Beginning with the line containing "Output the underlying" and ending with the last line, repeat the records exactly.

[Figure contents as structured data]
---------------

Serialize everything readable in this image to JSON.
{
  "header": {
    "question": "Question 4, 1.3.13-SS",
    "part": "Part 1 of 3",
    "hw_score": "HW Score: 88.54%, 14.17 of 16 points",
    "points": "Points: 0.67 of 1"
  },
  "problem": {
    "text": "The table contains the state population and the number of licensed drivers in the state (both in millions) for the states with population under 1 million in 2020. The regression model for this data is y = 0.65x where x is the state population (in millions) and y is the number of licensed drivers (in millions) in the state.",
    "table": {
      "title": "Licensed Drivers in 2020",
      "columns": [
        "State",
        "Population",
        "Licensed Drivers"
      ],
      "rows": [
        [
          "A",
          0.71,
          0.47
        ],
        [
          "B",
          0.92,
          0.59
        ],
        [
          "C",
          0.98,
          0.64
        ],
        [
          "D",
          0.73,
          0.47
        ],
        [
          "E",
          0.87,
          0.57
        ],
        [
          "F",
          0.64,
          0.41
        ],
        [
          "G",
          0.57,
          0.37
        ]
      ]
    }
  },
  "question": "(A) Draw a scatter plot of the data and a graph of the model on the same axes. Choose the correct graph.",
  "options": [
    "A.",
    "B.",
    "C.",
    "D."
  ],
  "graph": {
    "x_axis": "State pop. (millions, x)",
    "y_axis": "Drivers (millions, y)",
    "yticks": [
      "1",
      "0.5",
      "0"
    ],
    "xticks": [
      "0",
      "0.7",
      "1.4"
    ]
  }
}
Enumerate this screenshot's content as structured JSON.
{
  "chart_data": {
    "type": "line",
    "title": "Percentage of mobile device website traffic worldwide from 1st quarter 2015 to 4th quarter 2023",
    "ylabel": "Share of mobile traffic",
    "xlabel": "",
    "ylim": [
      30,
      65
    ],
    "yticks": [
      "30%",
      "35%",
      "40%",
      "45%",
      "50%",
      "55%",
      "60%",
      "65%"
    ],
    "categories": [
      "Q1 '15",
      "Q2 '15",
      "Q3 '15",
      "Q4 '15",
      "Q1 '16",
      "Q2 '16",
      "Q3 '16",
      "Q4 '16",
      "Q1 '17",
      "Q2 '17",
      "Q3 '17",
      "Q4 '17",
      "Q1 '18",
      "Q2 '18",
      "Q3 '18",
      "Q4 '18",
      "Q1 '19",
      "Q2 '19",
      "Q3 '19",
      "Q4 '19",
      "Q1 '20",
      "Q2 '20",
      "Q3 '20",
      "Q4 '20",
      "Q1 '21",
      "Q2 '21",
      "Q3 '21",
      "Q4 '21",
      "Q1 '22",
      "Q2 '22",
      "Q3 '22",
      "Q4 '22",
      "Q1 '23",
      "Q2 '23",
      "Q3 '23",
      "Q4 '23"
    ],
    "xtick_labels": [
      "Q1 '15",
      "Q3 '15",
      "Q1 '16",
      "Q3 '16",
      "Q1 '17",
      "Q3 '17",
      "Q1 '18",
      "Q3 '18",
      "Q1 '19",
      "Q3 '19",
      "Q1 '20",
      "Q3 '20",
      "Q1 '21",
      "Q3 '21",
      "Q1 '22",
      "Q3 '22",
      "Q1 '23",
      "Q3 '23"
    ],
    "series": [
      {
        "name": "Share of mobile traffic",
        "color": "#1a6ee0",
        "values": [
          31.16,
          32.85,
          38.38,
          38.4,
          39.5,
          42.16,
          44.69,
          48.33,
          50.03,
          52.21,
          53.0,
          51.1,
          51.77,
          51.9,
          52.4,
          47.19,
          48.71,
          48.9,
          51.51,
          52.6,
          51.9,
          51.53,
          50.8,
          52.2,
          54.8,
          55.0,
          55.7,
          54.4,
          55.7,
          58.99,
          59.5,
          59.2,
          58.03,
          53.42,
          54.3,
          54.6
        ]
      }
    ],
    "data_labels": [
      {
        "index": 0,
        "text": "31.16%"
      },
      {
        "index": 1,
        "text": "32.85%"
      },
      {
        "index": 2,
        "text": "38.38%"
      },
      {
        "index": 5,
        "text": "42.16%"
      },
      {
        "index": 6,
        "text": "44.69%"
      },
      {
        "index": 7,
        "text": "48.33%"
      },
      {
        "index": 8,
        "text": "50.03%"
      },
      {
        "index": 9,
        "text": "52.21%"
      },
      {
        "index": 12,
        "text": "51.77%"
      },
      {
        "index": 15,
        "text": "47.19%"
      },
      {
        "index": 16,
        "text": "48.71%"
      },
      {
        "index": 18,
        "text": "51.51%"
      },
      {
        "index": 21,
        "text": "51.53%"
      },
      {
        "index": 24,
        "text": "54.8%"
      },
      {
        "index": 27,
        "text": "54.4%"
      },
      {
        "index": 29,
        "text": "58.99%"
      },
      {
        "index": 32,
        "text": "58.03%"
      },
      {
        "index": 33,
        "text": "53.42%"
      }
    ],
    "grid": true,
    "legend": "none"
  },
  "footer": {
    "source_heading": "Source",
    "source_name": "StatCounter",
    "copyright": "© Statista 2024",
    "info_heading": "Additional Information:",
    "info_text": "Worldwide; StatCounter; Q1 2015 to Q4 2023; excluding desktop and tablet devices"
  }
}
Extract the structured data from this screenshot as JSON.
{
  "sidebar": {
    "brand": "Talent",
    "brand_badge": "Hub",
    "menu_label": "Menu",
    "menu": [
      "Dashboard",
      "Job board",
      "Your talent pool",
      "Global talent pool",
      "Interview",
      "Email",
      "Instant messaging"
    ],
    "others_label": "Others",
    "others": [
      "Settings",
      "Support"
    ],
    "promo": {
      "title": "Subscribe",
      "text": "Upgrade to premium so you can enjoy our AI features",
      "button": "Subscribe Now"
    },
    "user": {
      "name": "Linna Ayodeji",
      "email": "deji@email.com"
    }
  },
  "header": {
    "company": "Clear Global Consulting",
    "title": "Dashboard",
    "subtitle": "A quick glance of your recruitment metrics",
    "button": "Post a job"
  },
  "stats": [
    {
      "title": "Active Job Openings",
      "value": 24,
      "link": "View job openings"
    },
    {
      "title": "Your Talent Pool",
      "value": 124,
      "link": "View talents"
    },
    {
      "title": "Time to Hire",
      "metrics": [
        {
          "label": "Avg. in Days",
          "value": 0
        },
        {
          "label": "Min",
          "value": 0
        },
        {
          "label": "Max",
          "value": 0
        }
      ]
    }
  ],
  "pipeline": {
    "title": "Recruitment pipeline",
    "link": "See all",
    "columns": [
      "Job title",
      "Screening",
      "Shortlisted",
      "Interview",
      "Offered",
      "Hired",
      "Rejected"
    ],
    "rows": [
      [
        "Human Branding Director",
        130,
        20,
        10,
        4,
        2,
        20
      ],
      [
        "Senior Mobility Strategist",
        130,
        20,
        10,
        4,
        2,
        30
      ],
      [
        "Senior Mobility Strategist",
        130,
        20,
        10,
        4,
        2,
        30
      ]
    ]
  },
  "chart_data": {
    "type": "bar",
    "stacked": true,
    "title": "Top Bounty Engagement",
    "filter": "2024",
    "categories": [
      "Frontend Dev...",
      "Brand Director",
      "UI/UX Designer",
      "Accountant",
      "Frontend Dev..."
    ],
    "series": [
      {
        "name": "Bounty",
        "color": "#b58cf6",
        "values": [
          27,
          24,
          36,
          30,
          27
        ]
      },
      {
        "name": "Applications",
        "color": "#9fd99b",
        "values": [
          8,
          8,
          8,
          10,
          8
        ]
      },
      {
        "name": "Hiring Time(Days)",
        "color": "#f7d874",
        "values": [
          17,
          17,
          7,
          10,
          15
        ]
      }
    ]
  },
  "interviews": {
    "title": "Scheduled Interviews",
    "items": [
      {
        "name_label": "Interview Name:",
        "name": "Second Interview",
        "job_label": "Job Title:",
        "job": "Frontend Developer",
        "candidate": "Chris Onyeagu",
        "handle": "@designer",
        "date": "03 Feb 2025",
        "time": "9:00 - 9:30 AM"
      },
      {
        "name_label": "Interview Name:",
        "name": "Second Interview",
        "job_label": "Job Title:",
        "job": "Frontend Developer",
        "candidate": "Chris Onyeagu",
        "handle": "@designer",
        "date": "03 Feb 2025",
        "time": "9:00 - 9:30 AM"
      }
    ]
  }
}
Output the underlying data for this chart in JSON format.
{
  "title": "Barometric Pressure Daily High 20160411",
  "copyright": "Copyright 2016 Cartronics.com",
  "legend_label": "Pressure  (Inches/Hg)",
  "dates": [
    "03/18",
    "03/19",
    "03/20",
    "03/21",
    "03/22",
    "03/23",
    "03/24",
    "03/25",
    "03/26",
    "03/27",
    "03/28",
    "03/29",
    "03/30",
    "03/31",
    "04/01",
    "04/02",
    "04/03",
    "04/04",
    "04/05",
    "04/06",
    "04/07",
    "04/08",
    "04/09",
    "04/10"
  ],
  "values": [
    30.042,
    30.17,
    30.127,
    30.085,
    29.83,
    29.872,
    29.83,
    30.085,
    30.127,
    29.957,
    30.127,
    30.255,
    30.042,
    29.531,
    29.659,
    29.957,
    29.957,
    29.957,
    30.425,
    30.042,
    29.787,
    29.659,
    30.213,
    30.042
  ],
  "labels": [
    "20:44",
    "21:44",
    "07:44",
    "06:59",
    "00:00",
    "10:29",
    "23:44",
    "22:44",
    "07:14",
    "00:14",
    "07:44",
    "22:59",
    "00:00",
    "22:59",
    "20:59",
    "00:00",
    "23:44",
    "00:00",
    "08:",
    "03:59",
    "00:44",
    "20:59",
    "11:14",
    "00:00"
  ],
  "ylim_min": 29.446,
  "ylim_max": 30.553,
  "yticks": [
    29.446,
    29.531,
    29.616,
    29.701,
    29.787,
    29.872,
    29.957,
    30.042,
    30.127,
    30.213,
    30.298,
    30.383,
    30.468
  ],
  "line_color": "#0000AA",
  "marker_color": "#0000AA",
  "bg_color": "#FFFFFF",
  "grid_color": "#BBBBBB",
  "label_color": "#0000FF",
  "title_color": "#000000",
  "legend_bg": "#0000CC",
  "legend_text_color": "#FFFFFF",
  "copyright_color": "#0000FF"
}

---------------

[Correct output]
Output the underlying data for this chart in JSON format.
{
  "title": "Barometric Pressure Daily High 20160411",
  "copyright": "Copyright 2016 Cartronics.com",
  "legend_label": "Pressure  (Inches/Hg)",
  "dates": [
    "03/18",
    "03/19",
    "03/20",
    "03/21",
    "03/22",
    "03/23",
    "03/24",
    "03/25",
    "03/26",
    "03/27",
    "03/28",
    "03/29",
    "03/30",
    "03/31",
    "04/01",
    "04/02",
    "04/03",
    "04/04",
    "04/05",
    "04/06",
    "04/07",
    "04/08",
    "04/09",
    "04/10"
  ],
  "values": [
    30.042,
    30.17,
    30.127,
    30.085,
    29.83,
    29.872,
    29.83,
    30.085,
    30.127,
    29.957,
    30.127,
    30.255,
    30.042,
    29.531,
    29.659,
    29.957,
    29.957,
    29.957,
    30.425,
    30.042,
    29.787,
    29.659,
    30.213,
    30.042
  ],
  "labels": [
    "20:44",
    "21:44",
    "07:44",
    "06:59",
    "00:00",
    "10:29",
    "23:44",
    "22:44",
    "07:14",
    "00:14",
    "07:44",
    "22:59",
    "00:00",
    "22:59",
    "20:59",
    "00:00",
    "23:44",
    "00:00",
    "08:",
    "03:59",
    "00:44",
    "20:59",
    "11:14",
    "00:00"
  ],
  "ylim_min": 29.446,
  "ylim_max": 30.553,
  "yticks": [
    29.446,
    29.531,
    29.616,
    29.701,
    29.787,
    29.872,
    29.957,
    30.042,
    30.127,
    30.213,
    30.298,
    30.383,
    30.468
  ],
  "line_color": "#0000AA",
  "marker_color": "#0000AA",
  "bg_color": "#FFFFFF",
  "grid_color": "#BBBBBB",
  "label_color": "#0000FF",
  "title_color": "#000000",
  "legend_bg": "#0000CC",
  "legend_text_color": "#FFFFFF",
  "copyright_color": "#0000FF"
}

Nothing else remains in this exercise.